>> BEGIN Records to process
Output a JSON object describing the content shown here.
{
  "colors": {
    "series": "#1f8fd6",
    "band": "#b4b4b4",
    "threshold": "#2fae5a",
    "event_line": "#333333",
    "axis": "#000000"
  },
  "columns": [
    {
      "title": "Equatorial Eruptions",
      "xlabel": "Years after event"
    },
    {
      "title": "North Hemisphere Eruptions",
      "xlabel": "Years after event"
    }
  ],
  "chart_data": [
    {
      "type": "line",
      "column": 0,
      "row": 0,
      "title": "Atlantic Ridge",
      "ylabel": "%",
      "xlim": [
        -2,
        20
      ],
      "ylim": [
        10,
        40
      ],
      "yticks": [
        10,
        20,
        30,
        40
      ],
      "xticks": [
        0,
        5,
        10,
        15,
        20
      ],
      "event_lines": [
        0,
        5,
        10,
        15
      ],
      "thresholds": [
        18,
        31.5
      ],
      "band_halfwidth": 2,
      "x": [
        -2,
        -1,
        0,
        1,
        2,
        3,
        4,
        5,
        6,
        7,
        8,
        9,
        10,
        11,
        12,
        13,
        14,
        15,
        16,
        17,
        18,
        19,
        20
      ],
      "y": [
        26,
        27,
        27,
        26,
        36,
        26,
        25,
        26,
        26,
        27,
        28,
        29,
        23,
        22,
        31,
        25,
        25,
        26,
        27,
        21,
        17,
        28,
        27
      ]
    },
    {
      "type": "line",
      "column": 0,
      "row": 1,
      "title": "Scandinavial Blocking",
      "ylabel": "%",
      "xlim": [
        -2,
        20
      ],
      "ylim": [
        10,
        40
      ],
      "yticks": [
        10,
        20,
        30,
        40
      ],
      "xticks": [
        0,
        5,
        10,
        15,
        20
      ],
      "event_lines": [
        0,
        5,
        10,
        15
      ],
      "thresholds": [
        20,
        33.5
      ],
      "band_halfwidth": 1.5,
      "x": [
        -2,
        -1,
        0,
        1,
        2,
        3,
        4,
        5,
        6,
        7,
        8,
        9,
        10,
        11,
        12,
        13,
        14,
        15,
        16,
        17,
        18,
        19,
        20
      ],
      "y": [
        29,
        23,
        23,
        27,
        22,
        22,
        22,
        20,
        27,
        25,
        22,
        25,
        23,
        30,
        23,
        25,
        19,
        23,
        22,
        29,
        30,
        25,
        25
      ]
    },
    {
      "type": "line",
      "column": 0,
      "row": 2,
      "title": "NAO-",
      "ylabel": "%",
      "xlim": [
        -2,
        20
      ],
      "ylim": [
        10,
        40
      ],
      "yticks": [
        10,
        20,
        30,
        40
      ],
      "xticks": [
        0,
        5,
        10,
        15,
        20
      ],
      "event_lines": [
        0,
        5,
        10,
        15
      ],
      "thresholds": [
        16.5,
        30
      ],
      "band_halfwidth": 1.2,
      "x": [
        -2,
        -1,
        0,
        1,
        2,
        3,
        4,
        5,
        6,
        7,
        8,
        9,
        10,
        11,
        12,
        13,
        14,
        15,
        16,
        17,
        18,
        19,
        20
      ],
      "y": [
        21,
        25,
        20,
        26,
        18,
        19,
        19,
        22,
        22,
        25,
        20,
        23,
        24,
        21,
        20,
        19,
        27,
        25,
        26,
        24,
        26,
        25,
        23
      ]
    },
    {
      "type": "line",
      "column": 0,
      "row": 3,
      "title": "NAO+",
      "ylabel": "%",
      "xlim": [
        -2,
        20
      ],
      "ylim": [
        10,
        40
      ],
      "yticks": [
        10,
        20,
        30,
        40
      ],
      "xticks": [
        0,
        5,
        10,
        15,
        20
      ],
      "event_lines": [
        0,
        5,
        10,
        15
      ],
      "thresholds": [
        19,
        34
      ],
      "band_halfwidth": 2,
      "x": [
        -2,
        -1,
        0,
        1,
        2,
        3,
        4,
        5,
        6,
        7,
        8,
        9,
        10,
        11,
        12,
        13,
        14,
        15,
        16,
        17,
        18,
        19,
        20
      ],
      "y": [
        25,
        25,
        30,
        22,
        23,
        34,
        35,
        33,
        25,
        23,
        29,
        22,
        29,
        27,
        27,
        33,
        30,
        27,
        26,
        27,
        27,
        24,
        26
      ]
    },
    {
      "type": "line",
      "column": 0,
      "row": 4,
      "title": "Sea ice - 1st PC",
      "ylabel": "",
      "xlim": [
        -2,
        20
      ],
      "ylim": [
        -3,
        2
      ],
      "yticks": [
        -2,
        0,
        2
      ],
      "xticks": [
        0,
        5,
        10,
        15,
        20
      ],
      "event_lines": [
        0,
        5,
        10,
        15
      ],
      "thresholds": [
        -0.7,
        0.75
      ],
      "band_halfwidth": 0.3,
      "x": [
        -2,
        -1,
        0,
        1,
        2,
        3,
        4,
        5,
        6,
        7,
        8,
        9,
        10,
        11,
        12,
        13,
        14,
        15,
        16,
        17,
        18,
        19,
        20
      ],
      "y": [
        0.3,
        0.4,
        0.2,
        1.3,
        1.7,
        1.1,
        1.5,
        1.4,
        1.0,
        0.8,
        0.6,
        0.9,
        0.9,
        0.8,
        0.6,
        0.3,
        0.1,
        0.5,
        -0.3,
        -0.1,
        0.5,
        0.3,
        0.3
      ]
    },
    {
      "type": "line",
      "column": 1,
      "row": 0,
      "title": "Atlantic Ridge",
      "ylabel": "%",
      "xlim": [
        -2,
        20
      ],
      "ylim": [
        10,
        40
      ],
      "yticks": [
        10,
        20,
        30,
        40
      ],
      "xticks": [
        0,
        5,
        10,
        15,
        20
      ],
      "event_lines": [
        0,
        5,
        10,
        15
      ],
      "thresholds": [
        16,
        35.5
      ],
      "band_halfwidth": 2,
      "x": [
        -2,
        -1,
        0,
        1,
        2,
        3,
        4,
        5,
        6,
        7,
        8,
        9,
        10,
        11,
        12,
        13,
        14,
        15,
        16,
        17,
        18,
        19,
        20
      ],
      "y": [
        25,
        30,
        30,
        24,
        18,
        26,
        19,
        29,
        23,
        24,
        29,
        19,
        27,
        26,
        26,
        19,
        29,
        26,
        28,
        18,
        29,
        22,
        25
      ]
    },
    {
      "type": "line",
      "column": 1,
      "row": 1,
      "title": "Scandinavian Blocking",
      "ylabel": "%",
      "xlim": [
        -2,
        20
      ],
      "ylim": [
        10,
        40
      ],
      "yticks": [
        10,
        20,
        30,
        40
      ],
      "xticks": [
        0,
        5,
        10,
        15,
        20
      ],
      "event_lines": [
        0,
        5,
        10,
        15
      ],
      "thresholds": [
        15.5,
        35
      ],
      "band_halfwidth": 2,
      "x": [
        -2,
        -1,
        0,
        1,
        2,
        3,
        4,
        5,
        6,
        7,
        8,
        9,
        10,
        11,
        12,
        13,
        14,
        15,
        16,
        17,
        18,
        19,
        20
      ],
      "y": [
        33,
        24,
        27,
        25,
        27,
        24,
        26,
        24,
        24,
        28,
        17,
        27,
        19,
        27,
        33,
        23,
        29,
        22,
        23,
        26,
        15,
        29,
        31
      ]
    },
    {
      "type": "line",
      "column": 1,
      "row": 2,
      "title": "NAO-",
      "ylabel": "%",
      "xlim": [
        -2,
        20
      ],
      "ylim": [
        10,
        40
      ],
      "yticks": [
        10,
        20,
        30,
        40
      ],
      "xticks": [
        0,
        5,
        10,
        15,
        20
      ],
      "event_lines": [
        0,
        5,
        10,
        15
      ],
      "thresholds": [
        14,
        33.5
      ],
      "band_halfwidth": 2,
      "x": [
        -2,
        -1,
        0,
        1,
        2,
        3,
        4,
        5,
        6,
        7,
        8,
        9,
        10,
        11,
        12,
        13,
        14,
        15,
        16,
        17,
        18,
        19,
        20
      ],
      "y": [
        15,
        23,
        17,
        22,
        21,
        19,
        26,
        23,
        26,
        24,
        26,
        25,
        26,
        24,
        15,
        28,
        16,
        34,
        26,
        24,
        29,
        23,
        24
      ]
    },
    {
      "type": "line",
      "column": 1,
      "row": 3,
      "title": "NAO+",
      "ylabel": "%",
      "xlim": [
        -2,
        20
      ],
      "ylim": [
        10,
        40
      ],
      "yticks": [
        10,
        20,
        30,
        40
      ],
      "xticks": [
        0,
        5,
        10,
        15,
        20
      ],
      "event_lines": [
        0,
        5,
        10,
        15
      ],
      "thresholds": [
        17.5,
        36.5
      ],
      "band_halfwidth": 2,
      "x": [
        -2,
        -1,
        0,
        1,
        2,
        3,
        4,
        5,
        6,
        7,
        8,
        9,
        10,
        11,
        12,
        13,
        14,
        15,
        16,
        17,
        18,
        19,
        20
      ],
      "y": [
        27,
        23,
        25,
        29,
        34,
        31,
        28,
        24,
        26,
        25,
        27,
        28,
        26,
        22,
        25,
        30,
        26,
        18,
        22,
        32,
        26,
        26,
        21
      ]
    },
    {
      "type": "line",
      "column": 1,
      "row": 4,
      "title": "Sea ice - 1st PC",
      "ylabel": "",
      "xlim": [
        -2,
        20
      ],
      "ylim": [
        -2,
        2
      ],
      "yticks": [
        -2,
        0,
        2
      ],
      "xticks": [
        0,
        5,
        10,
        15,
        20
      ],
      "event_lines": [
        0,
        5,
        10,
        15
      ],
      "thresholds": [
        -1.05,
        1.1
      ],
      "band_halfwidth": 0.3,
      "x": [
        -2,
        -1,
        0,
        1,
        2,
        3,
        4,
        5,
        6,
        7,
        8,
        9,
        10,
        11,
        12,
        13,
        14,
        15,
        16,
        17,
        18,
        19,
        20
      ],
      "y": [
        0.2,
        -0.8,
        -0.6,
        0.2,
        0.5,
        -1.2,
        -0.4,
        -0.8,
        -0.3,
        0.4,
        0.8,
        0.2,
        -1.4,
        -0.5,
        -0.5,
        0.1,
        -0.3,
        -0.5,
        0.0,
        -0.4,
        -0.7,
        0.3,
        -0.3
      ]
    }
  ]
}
>> END Records to process
# [What the task asks]
Go through the material above and copy each line that has the word "Eruptions".

# [Solution for this exercise]
      "title": "Equatorial Eruptions",
      "title": "North Hemisphere Eruptions",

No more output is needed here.